Task objective: Copy out all the lines exactly. Omit pictures.

══════════

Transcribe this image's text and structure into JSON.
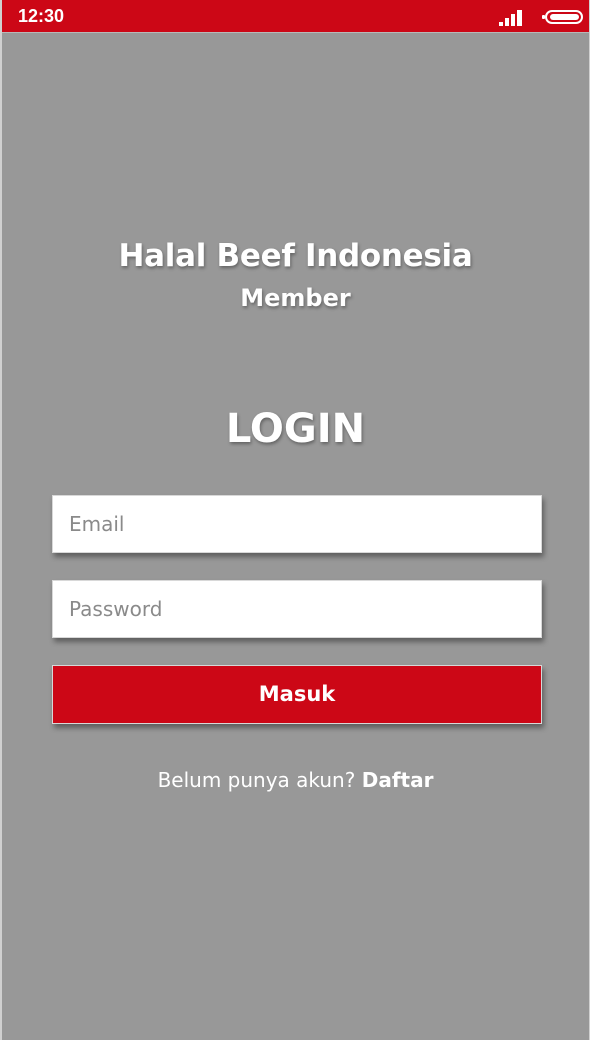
{
  "status_bar": {
    "time": "12:30",
    "signal_icon": "signal-bars-icon",
    "battery_icon": "battery-icon",
    "color": "#cc0716"
  },
  "header": {
    "app_name": "Halal Beef Indonesia",
    "subtitle": "Member"
  },
  "login": {
    "title": "LOGIN",
    "email_placeholder": "Email",
    "password_placeholder": "Password",
    "submit_label": "Masuk",
    "register_prompt": "Belum punya akun?",
    "register_link": "Daftar"
  },
  "colors": {
    "brand_red": "#cc0716",
    "background": "#989898"
  }
}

══════════

Response to this task:
Transcribe this image's text and structure into JSON.
{
  "status_bar": {
    "time": "12:30",
    "signal_icon": "signal-bars-icon",
    "battery_icon": "battery-icon",
    "color": "#cc0716"
  },
  "header": {
    "app_name": "Halal Beef Indonesia",
    "subtitle": "Member"
  },
  "login": {
    "title": "LOGIN",
    "email_placeholder": "Email",
    "password_placeholder": "Password",
    "submit_label": "Masuk",
    "register_prompt": "Belum punya akun?",
    "register_link": "Daftar"
  },
  "colors": {
    "brand_red": "#cc0716",
    "background": "#989898"
  }
}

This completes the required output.